Excerpts from a figure dataset:
----

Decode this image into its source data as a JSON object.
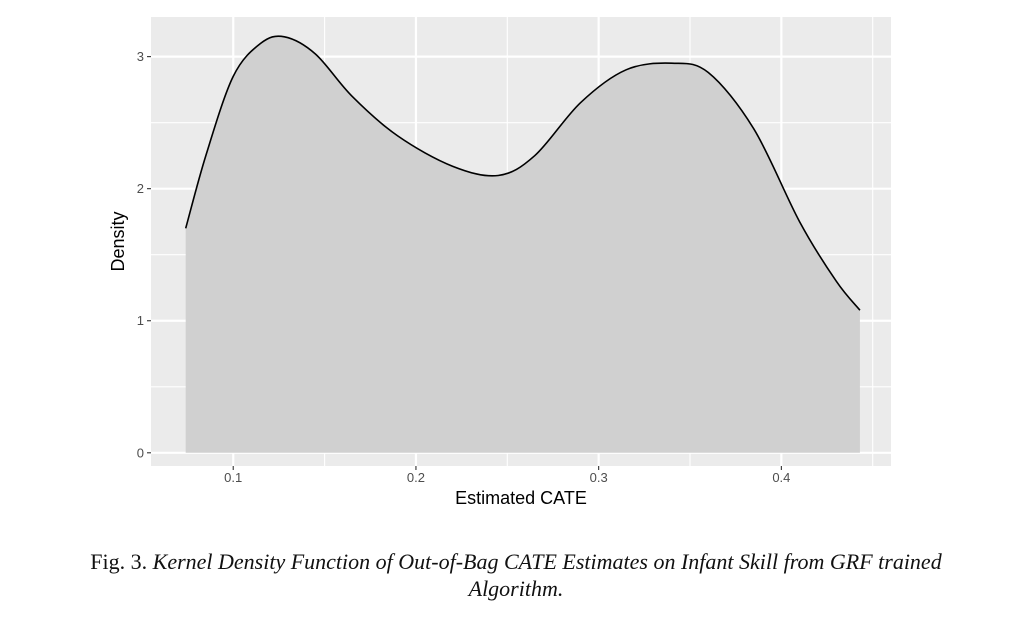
{
  "chart_data": {
    "type": "area",
    "xlabel": "Estimated CATE",
    "ylabel": "Density",
    "xlim": [
      0.055,
      0.46
    ],
    "ylim": [
      -0.1,
      3.3
    ],
    "xticks": [
      0.1,
      0.2,
      0.3,
      0.4
    ],
    "xtick_labels": [
      "0.1",
      "0.2",
      "0.3",
      "0.4"
    ],
    "yticks": [
      0,
      1,
      2,
      3
    ],
    "ytick_labels": [
      "0",
      "1",
      "2",
      "3"
    ],
    "grid": true,
    "colors": {
      "panel": "#EBEBEB",
      "grid": "#FFFFFF",
      "fill": "#D0D0D0",
      "line": "#000000"
    },
    "series": [
      {
        "x": [
          0.074,
          0.085,
          0.1,
          0.115,
          0.128,
          0.145,
          0.165,
          0.19,
          0.22,
          0.245,
          0.265,
          0.29,
          0.315,
          0.34,
          0.36,
          0.385,
          0.41,
          0.43,
          0.443
        ],
        "y": [
          1.7,
          2.25,
          2.85,
          3.1,
          3.15,
          3.02,
          2.7,
          2.4,
          2.17,
          2.1,
          2.25,
          2.65,
          2.9,
          2.95,
          2.88,
          2.45,
          1.75,
          1.3,
          1.08
        ]
      }
    ]
  },
  "caption": {
    "label": "Fig. 3.",
    "text_line1": "Kernel Density Function of Out-of-Bag CATE Estimates on Infant Skill from GRF trained",
    "text_line2": "Algorithm."
  }
}
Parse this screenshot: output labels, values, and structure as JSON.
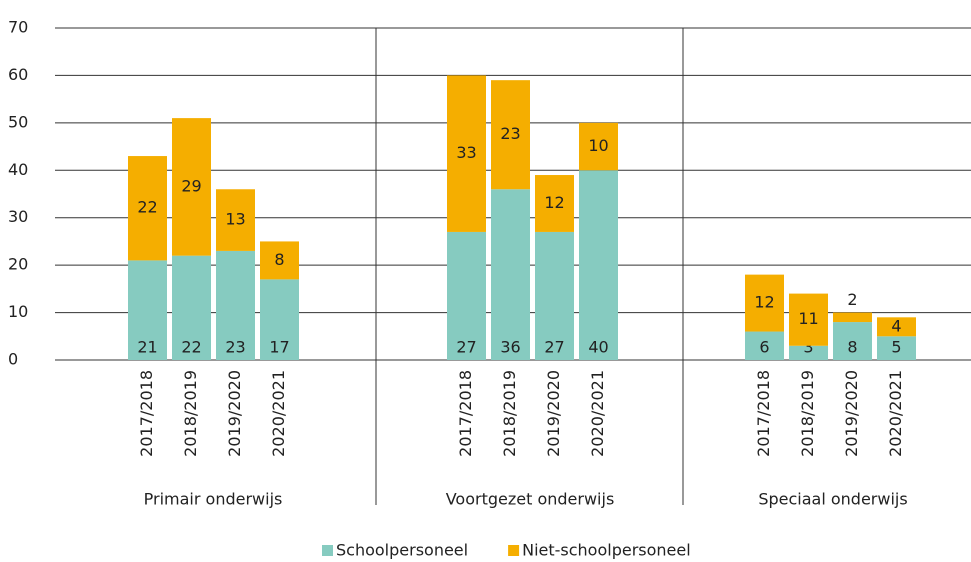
{
  "chart_data": {
    "type": "stacked-bar",
    "categories": [
      "2017/2018",
      "2018/2019",
      "2019/2020",
      "2020/2021",
      "2017/2018",
      "2018/2019",
      "2019/2020",
      "2020/2021",
      "2017/2018",
      "2018/2019",
      "2019/2020",
      "2020/2021"
    ],
    "groups": [
      "Primair onderwijs",
      "Voortgezet onderwijs",
      "Speciaal onderwijs"
    ],
    "series": [
      {
        "name": "Schoolpersoneel",
        "color": "#86cbc0",
        "values": [
          21,
          22,
          23,
          17,
          27,
          36,
          27,
          40,
          6,
          3,
          8,
          5
        ]
      },
      {
        "name": "Niet-schoolpersoneel",
        "color": "#f5ae00",
        "values": [
          22,
          29,
          13,
          8,
          33,
          23,
          12,
          10,
          12,
          11,
          2,
          4
        ]
      }
    ],
    "ylim": [
      0,
      70
    ],
    "yticks": [
      0,
      10,
      20,
      30,
      40,
      50,
      60,
      70
    ],
    "grid": true,
    "legend": "bottom"
  }
}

----

— Aim of the exercise —
Show all lines in the entries above where the word "JSON" appears.

— The output —
Decode this image into its source data as a JSON object.
Parse this screenshot: output labels, values, and structure as JSON.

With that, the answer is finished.